**SET OF TASKS**
[1] According to the post on the Leapfrog Group, how many of its members are health care corporations?
[2] Decide whether each statement agrees with the post on the Leapfrog Group: (a) The group is usually described as a group of large employers out to improve health care. (b) Boeing is given as an example of a pharmaceutical company among the members. (c) The survey naming the best US hospitals was reported so far mainly in general news outlets.
[3] Reproduce the post on the Leapfrog Group from "Wednesday, September 19, 2007" up to and including "list is here.", swapping "large employers" for "major employers".

**SELECTED PASSAGE**
Wednesday, September 19, 2007

Which Frogs A-Leaping?

Reported so far mainly in medical news outlets, e.g., in WebMD health news, was a survey from the Leapfrog Group naming the US best hospitals. There has also been some local coverage in areas in which some of the named hospitals are based, e.g., here in the Star-Telegram.

The Leapfrog Group proclaims itself to be "a voluntary program aimed at mobilizing employer purchasing power to alert America’s health industry that big leaps in health care safety, quality and customer value will be recognized and rewarded." It is usually described as a group of large employers out to improve health care.

Is that description accurate? Who are its members.? The most recent list is here.

On it are some well known large companies, such as Boeing and IBM. But what is most striking about its membership is the prevalence of health care corporations. A full 14 of 49 members (28.6%) are health care corporations. These include pharmaceutical companies, e.g.,
  • Boehringer Ingelheim,
  • Eli Lilly and
  • Sanofi-Aventis.

These also include health care insurers and managed care organizations, e.g.,

  • Aetna Inc,
  • Blue Shield of California,
  • HCA,
  • UnitedHealth, and
  • Wellpoint.

These include hospitals and hospital networks, e.g.,

  • Greenville Hospital System, and
  • Heartland Surgical Specialty Hospital.

And these include other health care companies, e.g.

The members also include companies who, while not being purely in health care, have significant health care businesses, such as General Electric.

One would expect that companies who make money by providing health care goods and services may have different ideas about health care costs and quality than companies who do not do any health care related business.

Dataset records:
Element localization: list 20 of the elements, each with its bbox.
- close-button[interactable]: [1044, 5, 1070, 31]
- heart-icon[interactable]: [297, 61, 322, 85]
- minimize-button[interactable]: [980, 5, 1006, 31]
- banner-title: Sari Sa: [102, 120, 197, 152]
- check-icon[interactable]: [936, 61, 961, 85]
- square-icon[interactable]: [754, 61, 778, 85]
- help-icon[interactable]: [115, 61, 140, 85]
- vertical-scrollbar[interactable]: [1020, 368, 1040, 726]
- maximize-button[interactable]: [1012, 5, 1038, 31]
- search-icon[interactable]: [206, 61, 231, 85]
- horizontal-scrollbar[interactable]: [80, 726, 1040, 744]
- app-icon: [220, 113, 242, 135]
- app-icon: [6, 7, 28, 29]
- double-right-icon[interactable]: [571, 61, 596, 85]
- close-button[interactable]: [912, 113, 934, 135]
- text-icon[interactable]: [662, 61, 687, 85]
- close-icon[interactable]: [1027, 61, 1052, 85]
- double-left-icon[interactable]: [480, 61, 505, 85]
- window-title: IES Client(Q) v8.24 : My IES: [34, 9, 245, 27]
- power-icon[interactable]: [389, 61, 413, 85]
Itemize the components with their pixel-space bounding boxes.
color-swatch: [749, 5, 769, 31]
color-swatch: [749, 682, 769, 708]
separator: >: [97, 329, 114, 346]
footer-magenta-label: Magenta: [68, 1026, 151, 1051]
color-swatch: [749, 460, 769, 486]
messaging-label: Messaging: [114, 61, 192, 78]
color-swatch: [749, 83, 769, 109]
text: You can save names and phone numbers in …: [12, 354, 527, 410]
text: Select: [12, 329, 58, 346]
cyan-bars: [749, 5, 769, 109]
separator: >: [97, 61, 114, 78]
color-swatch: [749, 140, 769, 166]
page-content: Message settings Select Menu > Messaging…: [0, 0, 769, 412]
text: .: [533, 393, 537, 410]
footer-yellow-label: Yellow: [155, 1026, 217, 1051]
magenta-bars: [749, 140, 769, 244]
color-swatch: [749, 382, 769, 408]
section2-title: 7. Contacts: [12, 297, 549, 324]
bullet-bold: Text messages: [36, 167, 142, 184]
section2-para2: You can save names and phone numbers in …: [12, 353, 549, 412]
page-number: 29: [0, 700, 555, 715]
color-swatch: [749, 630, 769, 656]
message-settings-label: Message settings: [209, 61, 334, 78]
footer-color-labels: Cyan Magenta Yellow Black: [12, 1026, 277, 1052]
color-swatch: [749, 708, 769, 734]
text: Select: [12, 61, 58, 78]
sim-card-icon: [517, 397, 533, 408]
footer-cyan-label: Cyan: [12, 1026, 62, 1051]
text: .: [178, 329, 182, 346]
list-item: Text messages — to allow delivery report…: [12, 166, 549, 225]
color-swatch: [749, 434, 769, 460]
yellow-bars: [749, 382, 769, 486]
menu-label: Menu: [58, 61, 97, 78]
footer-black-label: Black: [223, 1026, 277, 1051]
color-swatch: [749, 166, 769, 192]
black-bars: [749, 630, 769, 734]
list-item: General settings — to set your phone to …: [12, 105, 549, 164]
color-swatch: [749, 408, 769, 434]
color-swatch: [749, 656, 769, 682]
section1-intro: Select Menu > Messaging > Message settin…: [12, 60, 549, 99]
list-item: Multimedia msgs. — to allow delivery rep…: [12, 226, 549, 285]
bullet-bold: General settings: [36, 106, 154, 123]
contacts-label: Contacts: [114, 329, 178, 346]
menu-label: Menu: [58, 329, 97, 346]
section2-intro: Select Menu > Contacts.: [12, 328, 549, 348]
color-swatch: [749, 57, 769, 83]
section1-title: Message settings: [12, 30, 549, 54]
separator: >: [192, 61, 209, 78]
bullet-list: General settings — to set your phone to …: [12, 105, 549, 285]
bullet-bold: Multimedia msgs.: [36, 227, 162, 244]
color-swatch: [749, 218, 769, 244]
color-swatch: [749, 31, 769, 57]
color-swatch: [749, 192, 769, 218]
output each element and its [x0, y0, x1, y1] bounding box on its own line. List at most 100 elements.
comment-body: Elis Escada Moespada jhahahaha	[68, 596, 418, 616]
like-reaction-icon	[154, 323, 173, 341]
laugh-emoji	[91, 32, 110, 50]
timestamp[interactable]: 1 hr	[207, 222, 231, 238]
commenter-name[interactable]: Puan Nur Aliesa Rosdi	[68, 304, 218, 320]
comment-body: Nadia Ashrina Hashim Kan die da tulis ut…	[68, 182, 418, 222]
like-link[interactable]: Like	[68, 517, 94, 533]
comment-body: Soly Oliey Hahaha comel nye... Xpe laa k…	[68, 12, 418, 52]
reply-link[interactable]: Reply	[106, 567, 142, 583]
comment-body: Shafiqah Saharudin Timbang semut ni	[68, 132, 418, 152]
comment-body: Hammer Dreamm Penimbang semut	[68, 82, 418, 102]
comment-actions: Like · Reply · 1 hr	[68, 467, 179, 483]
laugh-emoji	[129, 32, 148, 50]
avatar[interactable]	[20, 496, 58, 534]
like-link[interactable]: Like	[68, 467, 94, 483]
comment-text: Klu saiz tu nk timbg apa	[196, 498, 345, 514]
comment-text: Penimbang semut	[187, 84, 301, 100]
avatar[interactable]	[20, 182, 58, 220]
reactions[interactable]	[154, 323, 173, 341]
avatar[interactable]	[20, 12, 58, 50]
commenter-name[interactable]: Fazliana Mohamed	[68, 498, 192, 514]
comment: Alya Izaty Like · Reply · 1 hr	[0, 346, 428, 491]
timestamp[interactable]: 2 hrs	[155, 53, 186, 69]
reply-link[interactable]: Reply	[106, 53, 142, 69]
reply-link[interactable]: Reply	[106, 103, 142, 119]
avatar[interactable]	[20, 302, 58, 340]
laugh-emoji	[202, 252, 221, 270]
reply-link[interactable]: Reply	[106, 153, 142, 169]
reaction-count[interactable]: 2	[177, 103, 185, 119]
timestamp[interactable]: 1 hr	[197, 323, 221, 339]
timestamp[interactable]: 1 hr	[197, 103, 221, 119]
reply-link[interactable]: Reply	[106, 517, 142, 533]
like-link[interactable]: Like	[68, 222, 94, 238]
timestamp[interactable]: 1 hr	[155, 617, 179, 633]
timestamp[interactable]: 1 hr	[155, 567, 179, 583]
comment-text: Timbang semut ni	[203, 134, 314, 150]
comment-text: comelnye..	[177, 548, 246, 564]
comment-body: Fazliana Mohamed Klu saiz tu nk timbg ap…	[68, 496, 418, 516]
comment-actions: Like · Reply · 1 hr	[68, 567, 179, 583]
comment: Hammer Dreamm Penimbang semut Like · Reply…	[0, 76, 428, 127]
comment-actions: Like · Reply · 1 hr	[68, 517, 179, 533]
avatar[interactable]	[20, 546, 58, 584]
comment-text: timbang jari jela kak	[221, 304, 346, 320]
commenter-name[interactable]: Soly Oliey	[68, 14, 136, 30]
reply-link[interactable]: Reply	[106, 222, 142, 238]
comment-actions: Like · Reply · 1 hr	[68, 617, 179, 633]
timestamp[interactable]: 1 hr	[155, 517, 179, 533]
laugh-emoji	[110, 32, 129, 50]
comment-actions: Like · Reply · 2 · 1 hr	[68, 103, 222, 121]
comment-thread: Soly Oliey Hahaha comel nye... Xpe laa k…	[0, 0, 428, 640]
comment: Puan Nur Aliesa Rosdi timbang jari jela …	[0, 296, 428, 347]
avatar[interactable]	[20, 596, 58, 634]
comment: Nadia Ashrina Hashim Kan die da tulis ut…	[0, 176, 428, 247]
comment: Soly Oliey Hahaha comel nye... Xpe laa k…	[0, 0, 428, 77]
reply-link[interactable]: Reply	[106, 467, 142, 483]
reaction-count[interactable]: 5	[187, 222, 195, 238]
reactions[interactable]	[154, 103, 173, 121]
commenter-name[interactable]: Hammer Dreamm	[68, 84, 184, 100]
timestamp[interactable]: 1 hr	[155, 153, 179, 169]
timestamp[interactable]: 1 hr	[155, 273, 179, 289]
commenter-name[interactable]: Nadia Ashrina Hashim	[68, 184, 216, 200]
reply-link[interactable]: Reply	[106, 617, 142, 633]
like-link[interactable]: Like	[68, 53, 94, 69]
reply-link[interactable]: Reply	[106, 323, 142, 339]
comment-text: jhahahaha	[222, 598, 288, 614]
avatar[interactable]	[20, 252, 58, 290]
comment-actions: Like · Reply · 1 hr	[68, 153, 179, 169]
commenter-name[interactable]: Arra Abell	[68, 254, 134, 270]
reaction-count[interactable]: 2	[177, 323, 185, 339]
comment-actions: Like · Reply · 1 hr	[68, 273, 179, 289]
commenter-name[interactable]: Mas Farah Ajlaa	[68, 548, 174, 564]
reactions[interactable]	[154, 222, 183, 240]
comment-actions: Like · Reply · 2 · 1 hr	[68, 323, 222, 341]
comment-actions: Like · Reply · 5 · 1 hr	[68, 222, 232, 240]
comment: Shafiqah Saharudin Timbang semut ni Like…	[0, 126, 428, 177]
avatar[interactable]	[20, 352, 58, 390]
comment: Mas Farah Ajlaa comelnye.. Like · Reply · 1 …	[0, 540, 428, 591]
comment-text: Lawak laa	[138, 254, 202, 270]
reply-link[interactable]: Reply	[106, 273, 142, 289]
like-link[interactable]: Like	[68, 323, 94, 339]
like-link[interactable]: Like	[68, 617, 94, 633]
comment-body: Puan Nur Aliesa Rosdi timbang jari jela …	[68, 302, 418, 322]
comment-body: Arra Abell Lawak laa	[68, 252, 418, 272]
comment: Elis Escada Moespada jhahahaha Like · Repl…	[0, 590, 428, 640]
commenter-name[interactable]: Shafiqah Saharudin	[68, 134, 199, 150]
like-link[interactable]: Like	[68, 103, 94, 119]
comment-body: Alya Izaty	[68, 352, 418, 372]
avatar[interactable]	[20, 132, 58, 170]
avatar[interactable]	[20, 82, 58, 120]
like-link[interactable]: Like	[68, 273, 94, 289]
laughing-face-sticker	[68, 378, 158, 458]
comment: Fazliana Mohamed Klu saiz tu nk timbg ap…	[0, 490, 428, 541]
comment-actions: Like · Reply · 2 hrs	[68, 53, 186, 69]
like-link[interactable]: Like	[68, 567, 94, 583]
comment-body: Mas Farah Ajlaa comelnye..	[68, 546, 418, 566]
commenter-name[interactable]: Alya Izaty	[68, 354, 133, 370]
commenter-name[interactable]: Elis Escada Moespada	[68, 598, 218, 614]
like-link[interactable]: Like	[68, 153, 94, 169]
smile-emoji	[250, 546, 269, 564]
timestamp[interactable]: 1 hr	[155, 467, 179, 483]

**TASK-BY-TASK ANSWERS**
[1] Fourteen of its 49 members (28.6%) are health care corporations.

[2]
(a) Yes: "It is usually described as a group of large employers out to improve health care."
(b) No: "On it are some well known large companies, such as Boeing and IBM."
(c) No: "Reported so far mainly in medical news outlets"

[3]
Wednesday, September 19, 2007

Which Frogs A-Leaping?

Reported so far mainly in medical news outlets, e.g., in WebMD health news, was a survey from the Leapfrog Group naming the US best hospitals. There has also been some local coverage in areas in which some of the named hospitals are based, e.g., here in the Star-Telegram.

The Leapfrog Group proclaims itself to be "a voluntary program aimed at mobilizing employer purchasing power to alert America’s health industry that big leaps in health care safety, quality and customer value will be recognized and rewarded." It is usually described as a group of major employers out to improve health care.

Is that description accurate? Who are its members.? The most recent list is here.